[DATA FOR PROCESSING start]

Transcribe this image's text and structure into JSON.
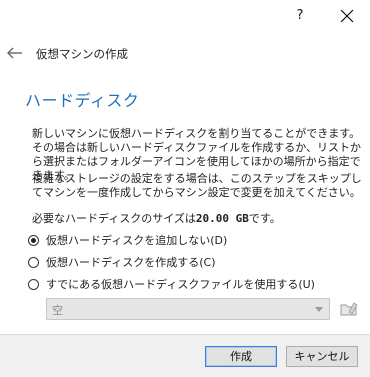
{
  "titlebar": {
    "help_label": "?"
  },
  "header": {
    "wizard_title": "仮想マシンの作成"
  },
  "page": {
    "title": "ハードディスク",
    "description1": "新しいマシンに仮想ハードディスクを割り当てることができます。その場合は新しいハードディスクファイルを作成するか、リストから選択またはフォルダーアイコンを使用してほかの場所から指定できます。",
    "description2": "複雑なストレージの設定をする場合は、このステップをスキップしてマシンを一度作成してからマシン設定で変更を加えてください。",
    "size_prefix": "必要なハードディスクのサイズは",
    "size_value": "20.00 GB",
    "size_suffix": "です。"
  },
  "options": [
    {
      "label": "仮想ハードディスクを追加しない(D)",
      "selected": true
    },
    {
      "label": "仮想ハードディスクを作成する(C)",
      "selected": false
    },
    {
      "label": "すでにある仮想ハードディスクファイルを使用する(U)",
      "selected": false
    }
  ],
  "disk_combo": {
    "value": "空",
    "enabled": false
  },
  "buttons": {
    "create": "作成",
    "cancel": "キャンセル"
  },
  "colors": {
    "title_blue": "#1f6fb8",
    "accent_border": "#3c7fd4"
  }
}
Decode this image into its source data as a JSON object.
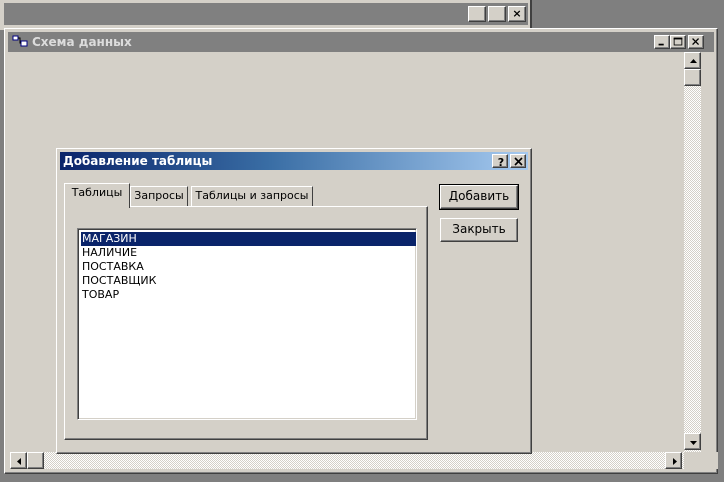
{
  "main_window": {
    "title": "Схема данных",
    "minimize_glyph": "_",
    "maximize_glyph": "□",
    "close_glyph": "×"
  },
  "dialog": {
    "title": "Добавление таблицы",
    "help_glyph": "?",
    "close_glyph": "×",
    "tabs": [
      {
        "label": "Таблицы",
        "active": true
      },
      {
        "label": "Запросы",
        "active": false
      },
      {
        "label": "Таблицы и запросы",
        "active": false
      }
    ],
    "list_items": [
      {
        "label": "МАГАЗИН",
        "selected": true
      },
      {
        "label": "НАЛИЧИЕ",
        "selected": false
      },
      {
        "label": "ПОСТАВКА",
        "selected": false
      },
      {
        "label": "ПОСТАВЩИК",
        "selected": false
      },
      {
        "label": "ТОВАР",
        "selected": false
      }
    ],
    "add_button": "Добавить",
    "close_button": "Закрыть"
  },
  "colors": {
    "face": "#d4d0c8",
    "active_title_start": "#0a246a",
    "active_title_end": "#a6caf0",
    "selection": "#0a246a"
  }
}
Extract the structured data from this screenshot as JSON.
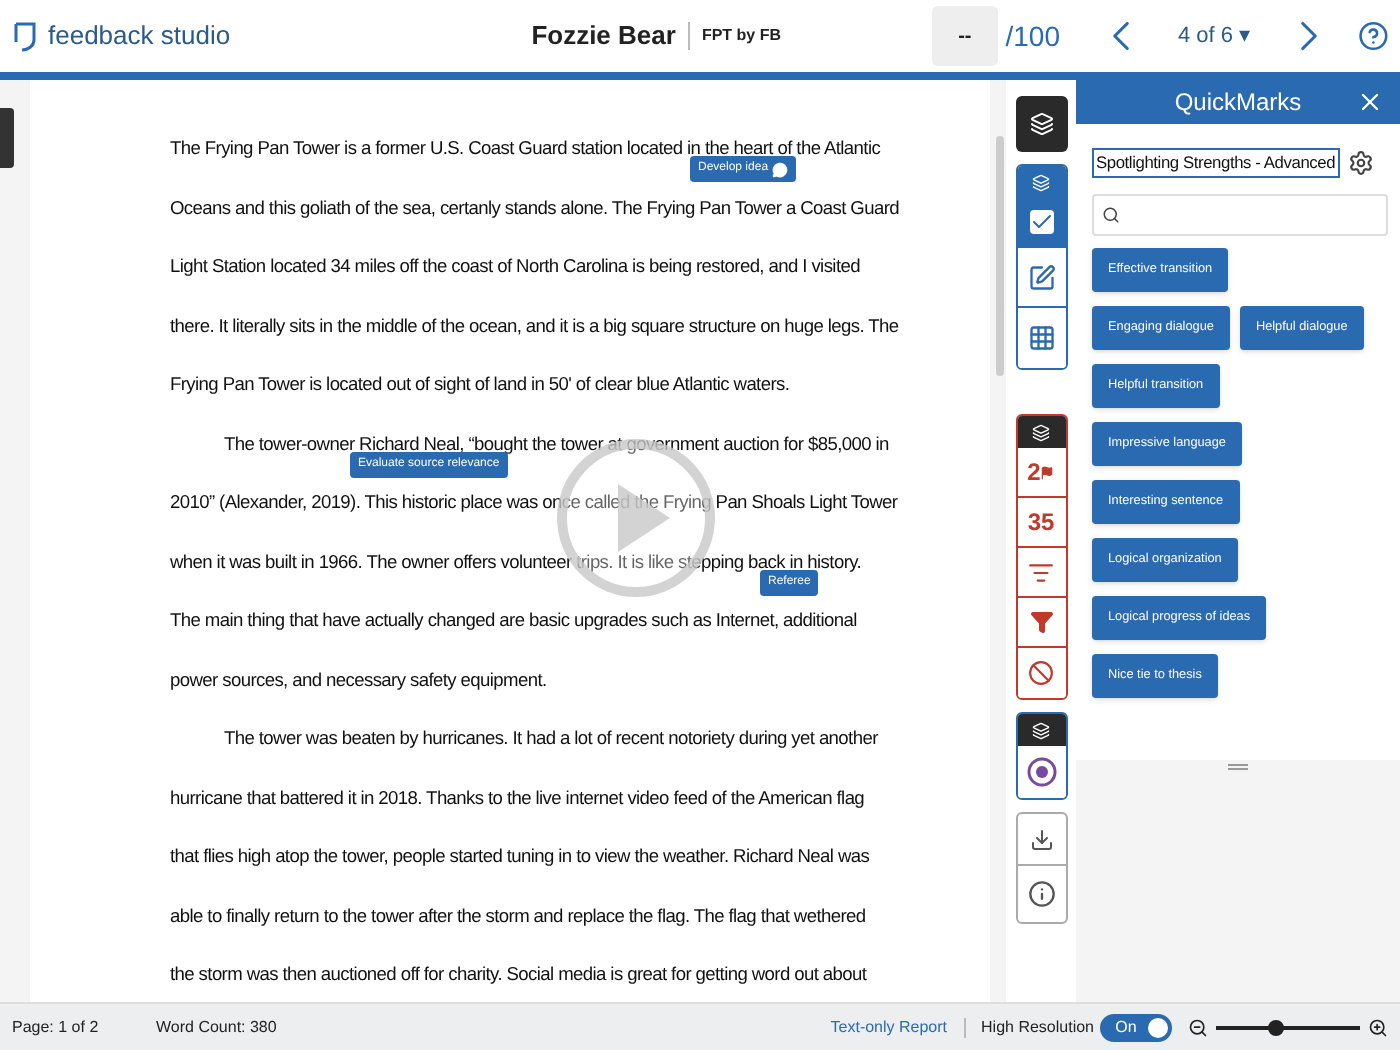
{
  "header": {
    "brand": "feedback studio",
    "student": "Fozzie Bear",
    "assignment": "FPT by FB",
    "grade_value": "--",
    "grade_total": "/100",
    "pager": "4 of 6",
    "pager_caret": "▾"
  },
  "document": {
    "paragraphs": [
      {
        "indent": false,
        "lines": [
          "The Frying Pan Tower is a former U.S. Coast Guard station located in the heart of the Atlantic",
          "Oceans and this goliath of the sea, certanly stands alone. The Frying Pan Tower a Coast Guard",
          "Light Station located 34 miles off the coast of North Carolina is being restored, and I visited",
          "there. It literally sits in the middle of the ocean, and it is a big square structure on huge legs. The",
          "Frying Pan Tower is located out of sight of land in 50' of clear blue Atlantic waters."
        ]
      },
      {
        "indent": true,
        "lines": [
          "The tower-owner Richard Neal, “bought the tower at government auction for $85,000 in",
          "2010” (Alexander, 2019). This historic place was once called the Frying Pan Shoals Light Tower",
          "when it was built in 1966. The owner offers volunteer trips. It is like stepping back in history.",
          "The main thing that have actually changed are basic upgrades such as Internet, additional",
          "power sources, and necessary safety equipment."
        ]
      },
      {
        "indent": true,
        "lines": [
          "The tower was beaten by hurricanes. It had a lot of recent notoriety during yet another",
          "hurricane that battered it in 2018. Thanks to the live internet video feed of the American flag",
          "that flies high atop the tower, people started tuning in to view the weather. Richard Neal was",
          "able to finally return to the tower after the storm and replace the flag. The flag that wethered",
          "the storm was then auctioned off for charity. Social media is great for getting word out about"
        ]
      }
    ],
    "annotations": [
      {
        "label": "Develop idea",
        "has_comment": true
      },
      {
        "label": "Evaluate source relevance",
        "has_comment": false
      },
      {
        "label": "Referee",
        "has_comment": false
      }
    ]
  },
  "toolbar": {
    "flag_count": "2",
    "similarity": "35",
    "checklist_selected": true
  },
  "quickmarks": {
    "title": "QuickMarks",
    "set": "Spotlighting Strengths - Advanced",
    "marks": [
      "Effective transition",
      "Engaging dialogue",
      "Helpful dialogue",
      "Helpful transition",
      "Impressive language",
      "Interesting sentence",
      "Logical organization",
      "Logical progress of ideas",
      "Nice tie to thesis"
    ]
  },
  "status_bar": {
    "page": "Page: 1 of 2",
    "word_count": "Word Count: 380",
    "report_link": "Text-only Report",
    "high_resolution": {
      "label": "High Resolution",
      "on": true,
      "on_text": "On"
    },
    "zoom": {
      "level": 0.42
    }
  }
}
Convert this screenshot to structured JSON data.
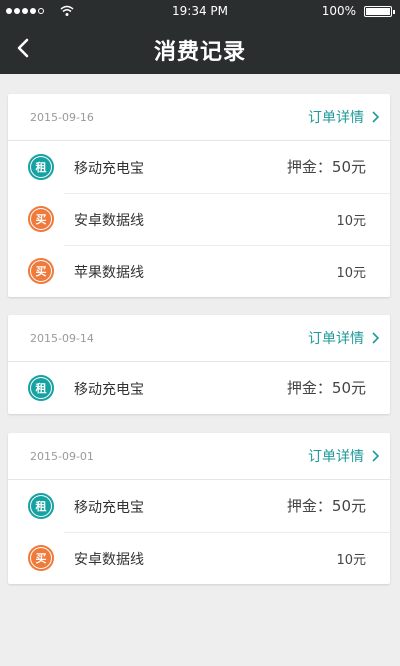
{
  "status": {
    "time": "19:34 PM",
    "battery": "100%"
  },
  "header": {
    "title": "消费记录"
  },
  "orders": [
    {
      "date": "2015-09-16",
      "detail": "订单详情",
      "items": [
        {
          "badge": "租",
          "type": "rent",
          "name": "移动充电宝",
          "price": "押金：50元"
        },
        {
          "badge": "买",
          "type": "buy",
          "name": "安卓数据线",
          "price": "10元"
        },
        {
          "badge": "买",
          "type": "buy",
          "name": "苹果数据线",
          "price": "10元"
        }
      ]
    },
    {
      "date": "2015-09-14",
      "detail": "订单详情",
      "items": [
        {
          "badge": "租",
          "type": "rent",
          "name": "移动充电宝",
          "price": "押金：50元"
        }
      ]
    },
    {
      "date": "2015-09-01",
      "detail": "订单详情",
      "items": [
        {
          "badge": "租",
          "type": "rent",
          "name": "移动充电宝",
          "price": "押金：50元"
        },
        {
          "badge": "买",
          "type": "buy",
          "name": "安卓数据线",
          "price": "10元"
        }
      ]
    }
  ]
}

[DATA FOR PROCESSING end]

[THE EXERCISE]: Give every line above again exactly, with no pictures.

[EXERCISE ANSWER]:
Transcribe this image's text and structure into JSON.
{
  "titlebar": {
    "help_label": "?"
  },
  "header": {
    "wizard_title": "仮想マシンの作成"
  },
  "page": {
    "title": "ハードディスク",
    "description1": "新しいマシンに仮想ハードディスクを割り当てることができます。その場合は新しいハードディスクファイルを作成するか、リストから選択またはフォルダーアイコンを使用してほかの場所から指定できます。",
    "description2": "複雑なストレージの設定をする場合は、このステップをスキップしてマシンを一度作成してからマシン設定で変更を加えてください。",
    "size_prefix": "必要なハードディスクのサイズは",
    "size_value": "20.00 GB",
    "size_suffix": "です。"
  },
  "options": [
    {
      "label": "仮想ハードディスクを追加しない(D)",
      "selected": true
    },
    {
      "label": "仮想ハードディスクを作成する(C)",
      "selected": false
    },
    {
      "label": "すでにある仮想ハードディスクファイルを使用する(U)",
      "selected": false
    }
  ],
  "disk_combo": {
    "value": "空",
    "enabled": false
  },
  "buttons": {
    "create": "作成",
    "cancel": "キャンセル"
  },
  "colors": {
    "title_blue": "#1f6fb8",
    "accent_border": "#3c7fd4"
  }
}
Decode this image into its source data as a JSON object.
{
  "main_window": {
    "title": "Схема данных",
    "minimize_glyph": "_",
    "maximize_glyph": "□",
    "close_glyph": "×"
  },
  "dialog": {
    "title": "Добавление таблицы",
    "help_glyph": "?",
    "close_glyph": "×",
    "tabs": [
      {
        "label": "Таблицы",
        "active": true
      },
      {
        "label": "Запросы",
        "active": false
      },
      {
        "label": "Таблицы и запросы",
        "active": false
      }
    ],
    "list_items": [
      {
        "label": "МАГАЗИН",
        "selected": true
      },
      {
        "label": "НАЛИЧИЕ",
        "selected": false
      },
      {
        "label": "ПОСТАВКА",
        "selected": false
      },
      {
        "label": "ПОСТАВЩИК",
        "selected": false
      },
      {
        "label": "ТОВАР",
        "selected": false
      }
    ],
    "add_button": "Добавить",
    "close_button": "Закрыть"
  },
  "colors": {
    "face": "#d4d0c8",
    "active_title_start": "#0a246a",
    "active_title_end": "#a6caf0",
    "selection": "#0a246a"
  }
}
Extract the structured data from this screenshot as JSON.
{
  "header": {
    "brand": "feedback studio",
    "student": "Fozzie Bear",
    "assignment": "FPT by FB",
    "grade_value": "--",
    "grade_total": "/100",
    "pager": "4 of 6",
    "pager_caret": "▾"
  },
  "document": {
    "paragraphs": [
      {
        "indent": false,
        "lines": [
          "The Frying Pan Tower is a former U.S. Coast Guard station located in the heart of the Atlantic",
          "Oceans and this goliath of the sea, certanly stands alone. The Frying Pan Tower a Coast Guard",
          "Light Station located 34 miles off the coast of North Carolina is being restored, and I visited",
          "there. It literally sits in the middle of the ocean, and it is a big square structure on huge legs. The",
          "Frying Pan Tower is located out of sight of land in 50' of clear blue Atlantic waters."
        ]
      },
      {
        "indent": true,
        "lines": [
          "The tower-owner Richard Neal, “bought the tower at government auction for $85,000 in",
          "2010” (Alexander, 2019). This historic place was once called the Frying Pan Shoals Light Tower",
          "when it was built in 1966. The owner offers volunteer trips. It is like stepping back in history.",
          "The main thing that have actually changed are basic upgrades such as Internet, additional",
          "power sources, and necessary safety equipment."
        ]
      },
      {
        "indent": true,
        "lines": [
          "The tower was beaten by hurricanes. It had a lot of recent notoriety during yet another",
          "hurricane that battered it in 2018. Thanks to the live internet video feed of the American flag",
          "that flies high atop the tower, people started tuning in to view the weather. Richard Neal was",
          "able to finally return to the tower after the storm and replace the flag. The flag that wethered",
          "the storm was then auctioned off for charity. Social media is great for getting word out about"
        ]
      }
    ],
    "annotations": [
      {
        "label": "Develop idea",
        "has_comment": true
      },
      {
        "label": "Evaluate source relevance",
        "has_comment": false
      },
      {
        "label": "Referee",
        "has_comment": false
      }
    ]
  },
  "toolbar": {
    "flag_count": "2",
    "similarity": "35",
    "checklist_selected": true
  },
  "quickmarks": {
    "title": "QuickMarks",
    "set": "Spotlighting Strengths - Advanced",
    "marks": [
      "Effective transition",
      "Engaging dialogue",
      "Helpful dialogue",
      "Helpful transition",
      "Impressive language",
      "Interesting sentence",
      "Logical organization",
      "Logical progress of ideas",
      "Nice tie to thesis"
    ]
  },
  "status_bar": {
    "page": "Page: 1 of 2",
    "word_count": "Word Count: 380",
    "report_link": "Text-only Report",
    "high_resolution": {
      "label": "High Resolution",
      "on": true,
      "on_text": "On"
    },
    "zoom": {
      "level": 0.42
    }
  }
}
Convert this screenshot to structured JSON data.
{
  "status": {
    "time": "19:34 PM",
    "battery": "100%"
  },
  "header": {
    "title": "消费记录"
  },
  "orders": [
    {
      "date": "2015-09-16",
      "detail": "订单详情",
      "items": [
        {
          "badge": "租",
          "type": "rent",
          "name": "移动充电宝",
          "price": "押金：50元"
        },
        {
          "badge": "买",
          "type": "buy",
          "name": "安卓数据线",
          "price": "10元"
        },
        {
          "badge": "买",
          "type": "buy",
          "name": "苹果数据线",
          "price": "10元"
        }
      ]
    },
    {
      "date": "2015-09-14",
      "detail": "订单详情",
      "items": [
        {
          "badge": "租",
          "type": "rent",
          "name": "移动充电宝",
          "price": "押金：50元"
        }
      ]
    },
    {
      "date": "2015-09-01",
      "detail": "订单详情",
      "items": [
        {
          "badge": "租",
          "type": "rent",
          "name": "移动充电宝",
          "price": "押金：50元"
        },
        {
          "badge": "买",
          "type": "buy",
          "name": "安卓数据线",
          "price": "10元"
        }
      ]
    }
  ]
}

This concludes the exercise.